— Halaman —
-=-=-

Teks Tanggapan Kritis merupakan
teks yang dibuat untuk menanggapi suatu pendapat dari seseorang maupun kelompok
secara kritis dan masuk akal. Sebelum memberikan tanggapan kritis, kita harus
memahami dulu fakta atau hal yang kita tanggpi. Tanggapan kita dapat menguatkan
atau melemahkan pendapat yang ada di dalam teks yang ditanggapi. Bahkan, kita
bisa menolak pandangan dan gagasan dalam artikel itu melalui alasan yang
mendukung data akurat. Pandangan-pandangan itu kita tulis dengan dasar dan
referensi yang tepat agar tidak menjadi sebuah tanggapan yang tidak dapat
diterima orang lain.
STRUKTUR TEKS
1.
-Evaluasi, merupakan bagian awal teks yang berisi
pernyataan umum tentang apa persoalan yang disampaikan penulis. Evaluasi sama
dengan pernyataan umum pada teks eksposisi (pelajaran kelas 7 Kurtilas).

-=-=-

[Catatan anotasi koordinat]
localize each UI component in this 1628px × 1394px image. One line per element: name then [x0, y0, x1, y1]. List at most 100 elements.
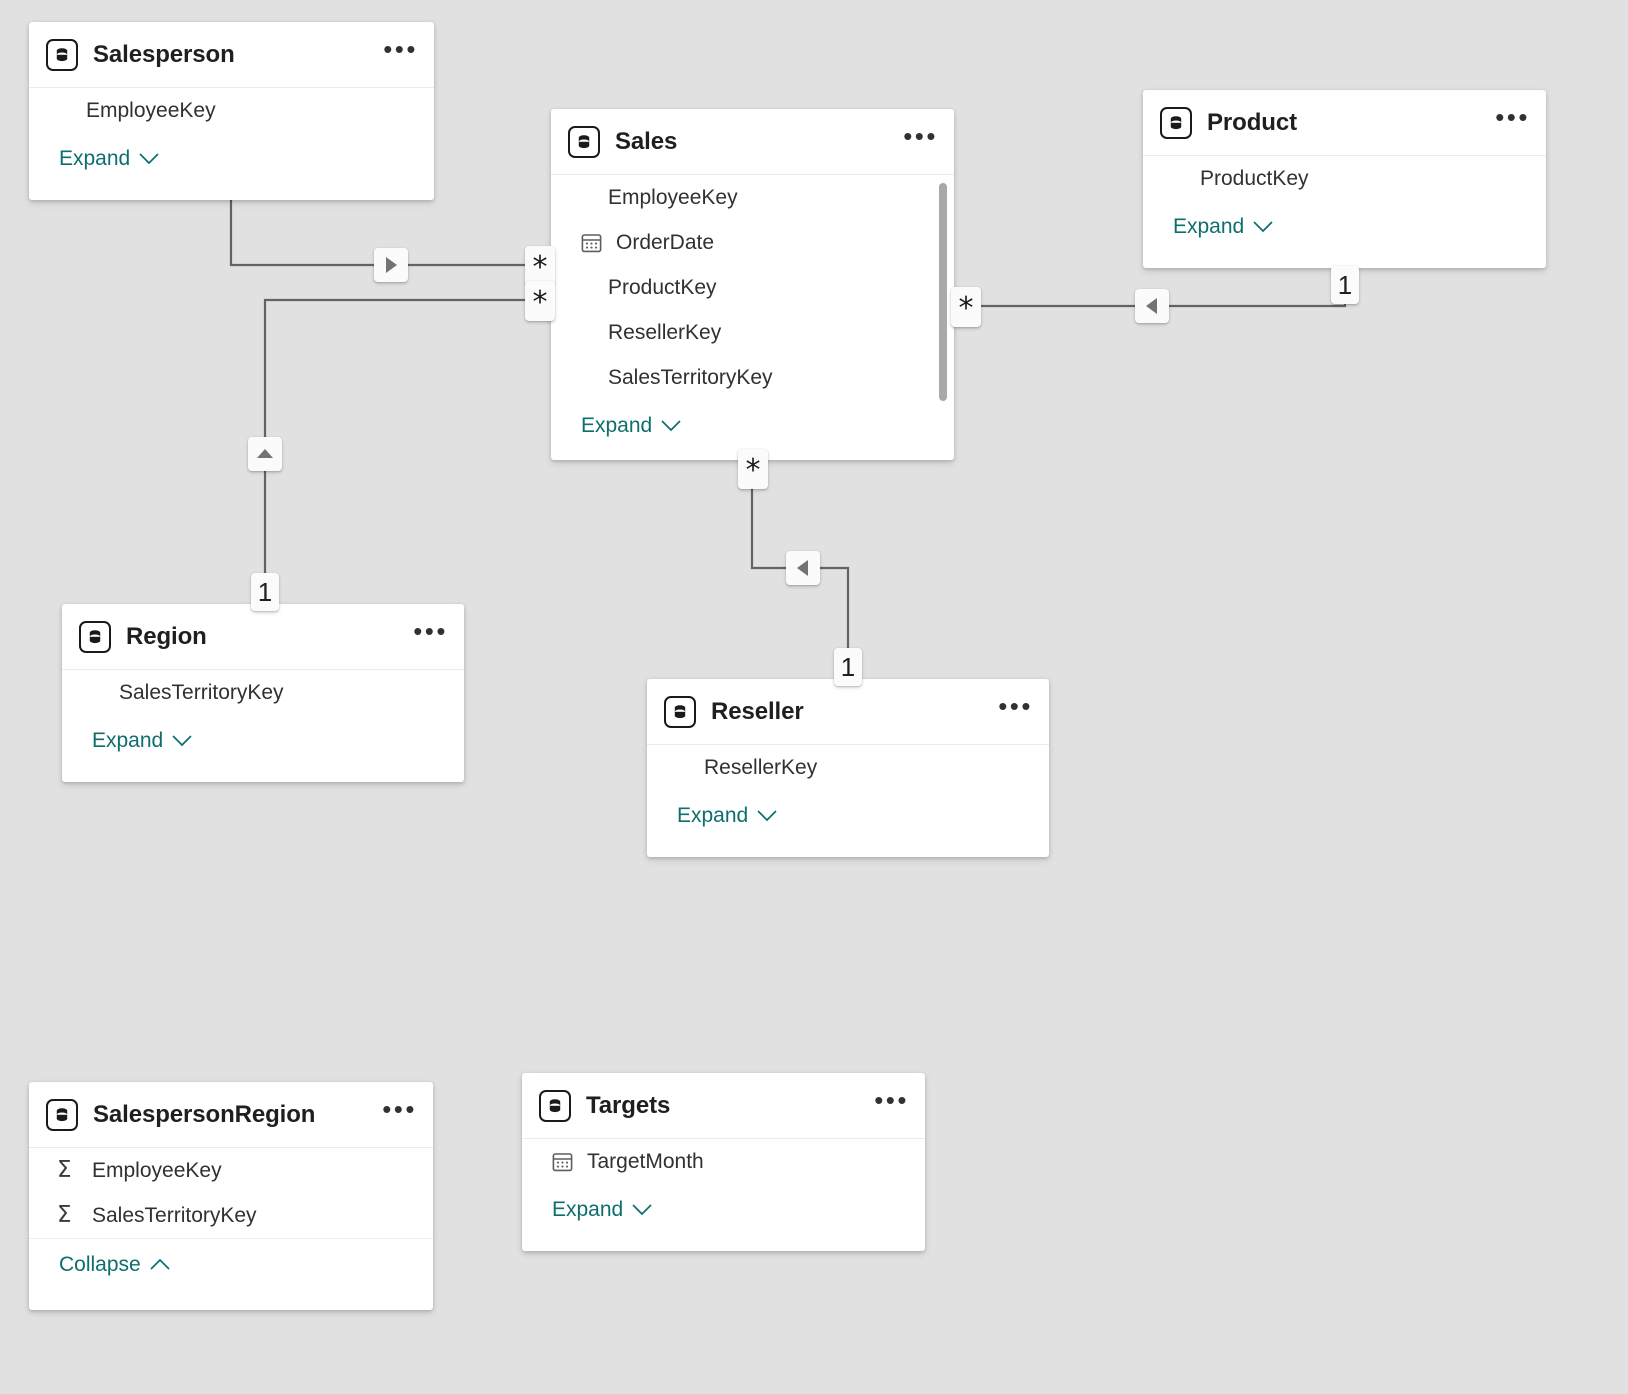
expand-toggle[interactable]: Expand [1143, 201, 1546, 253]
table-name: Region [126, 622, 207, 650]
cardinality-badge-many[interactable]: * [951, 287, 981, 327]
field-name: EmployeeKey [86, 98, 216, 122]
field-row[interactable]: SalesTerritoryKey [62, 670, 464, 715]
chevron-down-icon [632, 1198, 652, 1222]
field-name: ProductKey [1200, 166, 1309, 190]
field-row[interactable]: EmployeeKey [29, 88, 434, 133]
table-card-header[interactable]: Targets ••• [522, 1073, 925, 1139]
cardinality-badge-one[interactable]: 1 [1331, 266, 1359, 304]
expand-toggle[interactable]: Expand [551, 400, 954, 452]
field-row[interactable]: Σ SalesTerritoryKey [29, 1193, 433, 1238]
table-card-header[interactable]: SalespersonRegion ••• [29, 1082, 433, 1148]
table-card-header[interactable]: Salesperson ••• [29, 22, 434, 88]
chevron-down-icon [172, 729, 192, 753]
expand-label: Expand [581, 414, 653, 437]
field-row[interactable]: Σ EmployeeKey [29, 1148, 433, 1193]
table-name: Product [1207, 108, 1297, 136]
table-name: Reseller [711, 697, 804, 725]
table-card-reseller[interactable]: Reseller ••• ResellerKey Expand [647, 679, 1049, 857]
expand-toggle[interactable]: Expand [62, 715, 464, 767]
table-card-header[interactable]: Sales ••• [551, 109, 954, 175]
table-card-body: Σ EmployeeKey Σ SalesTerritoryKey Collap… [29, 1148, 433, 1290]
cardinality-badge-many[interactable]: * [525, 281, 555, 321]
table-more-options-button[interactable]: ••• [1489, 104, 1532, 133]
cardinality-badge-one[interactable]: 1 [251, 573, 279, 611]
table-more-options-button[interactable]: ••• [376, 1096, 419, 1125]
sigma-glyph: Σ [57, 1202, 72, 1228]
field-name: SalesTerritoryKey [92, 1203, 257, 1227]
expand-toggle[interactable]: Expand [647, 790, 1049, 842]
table-name: Sales [615, 127, 678, 155]
table-icon [568, 125, 600, 158]
field-row[interactable]: TargetMonth [522, 1139, 925, 1184]
cross-filter-arrow-right-icon[interactable] [374, 248, 408, 282]
chevron-down-icon [661, 414, 681, 438]
table-card-header[interactable]: Region ••• [62, 604, 464, 670]
table-card-header[interactable]: Product ••• [1143, 90, 1546, 156]
table-icon [79, 620, 111, 653]
field-name: SalesTerritoryKey [119, 680, 284, 704]
sigma-glyph: Σ [57, 1157, 72, 1183]
chevron-down-icon [757, 804, 777, 828]
table-card-body: ProductKey Expand [1143, 156, 1546, 253]
cardinality-badge-many[interactable]: * [738, 449, 768, 489]
table-card-body: SalesTerritoryKey Expand [62, 670, 464, 767]
expand-label: Expand [552, 1198, 624, 1221]
cross-filter-arrow-up-icon[interactable] [248, 437, 282, 471]
table-name: SalespersonRegion [93, 1100, 316, 1128]
table-icon [539, 1089, 571, 1122]
cross-filter-arrow-left-icon[interactable] [1135, 289, 1169, 323]
table-more-options-button[interactable]: ••• [992, 693, 1035, 722]
field-row[interactable]: SalesTerritoryKey [551, 355, 954, 400]
field-name: EmployeeKey [608, 185, 738, 209]
field-name: ProductKey [608, 275, 717, 299]
vertical-scrollbar[interactable] [939, 183, 947, 401]
table-card-salespersonregion[interactable]: SalespersonRegion ••• Σ EmployeeKey Σ Sa… [29, 1082, 433, 1310]
field-name: TargetMonth [587, 1149, 704, 1173]
field-name: ResellerKey [704, 755, 818, 779]
collapse-label: Collapse [59, 1252, 141, 1276]
table-icon [46, 38, 78, 71]
field-row[interactable]: ResellerKey [647, 745, 1049, 790]
expand-toggle[interactable]: Expand [522, 1184, 925, 1236]
field-row[interactable]: ResellerKey [551, 310, 954, 355]
field-name: ResellerKey [608, 320, 722, 344]
table-icon [1160, 106, 1192, 139]
field-row[interactable]: ProductKey [1143, 156, 1546, 201]
expand-label: Expand [59, 147, 131, 170]
table-card-region[interactable]: Region ••• SalesTerritoryKey Expand [62, 604, 464, 782]
field-row[interactable]: ProductKey [551, 265, 954, 310]
chevron-up-icon [150, 1253, 170, 1277]
calendar-icon [552, 1151, 578, 1172]
table-name: Salesperson [93, 40, 235, 68]
field-row[interactable]: EmployeeKey [551, 175, 954, 220]
table-card-sales[interactable]: Sales ••• EmployeeKey OrderDate ProductK… [551, 109, 954, 460]
table-card-targets[interactable]: Targets ••• TargetMonth Expand [522, 1073, 925, 1251]
expand-toggle[interactable]: Expand [29, 133, 434, 185]
cross-filter-arrow-left-icon[interactable] [786, 551, 820, 585]
table-card-header[interactable]: Reseller ••• [647, 679, 1049, 745]
table-name: Targets [586, 1091, 671, 1119]
table-card-salesperson[interactable]: Salesperson ••• EmployeeKey Expand [29, 22, 434, 200]
table-card-body: TargetMonth Expand [522, 1139, 925, 1236]
table-card-product[interactable]: Product ••• ProductKey Expand [1143, 90, 1546, 268]
table-more-options-button[interactable]: ••• [377, 36, 420, 65]
table-more-options-button[interactable]: ••• [407, 618, 450, 647]
cardinality-badge-many[interactable]: * [525, 246, 555, 286]
expand-label: Expand [1173, 215, 1245, 238]
chevron-down-icon [139, 147, 159, 171]
cardinality-badge-one[interactable]: 1 [834, 648, 862, 686]
table-card-body: EmployeeKey Expand [29, 88, 434, 185]
sigma-icon: Σ [57, 1159, 83, 1182]
table-icon [46, 1098, 78, 1131]
table-more-options-button[interactable]: ••• [868, 1087, 911, 1116]
field-row[interactable]: OrderDate [551, 220, 954, 265]
model-diagram-canvas[interactable]: Salesperson ••• EmployeeKey Expand Sales… [0, 0, 1628, 1394]
table-more-options-button[interactable]: ••• [897, 123, 940, 152]
collapse-toggle[interactable]: Collapse [29, 1238, 433, 1290]
field-name: SalesTerritoryKey [608, 365, 773, 389]
sigma-icon: Σ [57, 1204, 83, 1227]
expand-label: Expand [677, 804, 749, 827]
calendar-icon [581, 232, 607, 253]
table-icon [664, 695, 696, 728]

-=-=-

— Tugas Wajib 1 —
Sebutkan semua hal yang menurut penjelasan tentang teks tanggapan kritis dapat dilakukan tanggapan kita terhadap pendapat atau pandangan dalam teks yang ditanggapi.
— Tugas Wajib 2 —
Teruskan penjelasan tentang teks tanggapan kritis mulai dari sesudah kalimat terakhirnya.

— Hasil Latihan 1 —
- Menguatkan pendapat yang ada di dalam teks yang ditanggapi.
- Melemahkan pendapat yang ada di dalam teks yang ditanggapi.
- Menolak pandangan dan gagasan dalam artikel itu melalui alasan yang mendukung data akurat.

— Hasil Latihan 2 —
2.
-Deskripsi teks, merupakan bagian tengah teks
yang berisi informasi tentang alasan yang mendukung dan yang menolak
pernyataan.
3.
-Penegasan ulang, merupakan bagian akhir teks
yang berisi tentang penegasan ulang terhadap apa yang sudah dilakukan dan
diputuskan.
UNSUR KEBAHASAAN
a)
Ungkapan tanggapan yang menguatkan atau
menyetujui pemikiran penulis atau pelempar gagasan
1)
Ide tersebut sangat tepat
2)
Pendapat yang dikemukakan penulis sangat tepat
3)
Saya sependapat dengan hal itu
b)
Ungkapan tanggapan yang menolak atau tidak
menyetujui pemikiran penulis
1)
Tentu pandangan-pandangan itu dapat terbantahkan
2)
Pendapat yang penulis ungkapkan tidak
berdasarkan fakta
3)
Saya tidak sependapat dengan hal itu
c)
Ungkapan tanggapan yang mengungkapkan sudut
pandang orang lain
1)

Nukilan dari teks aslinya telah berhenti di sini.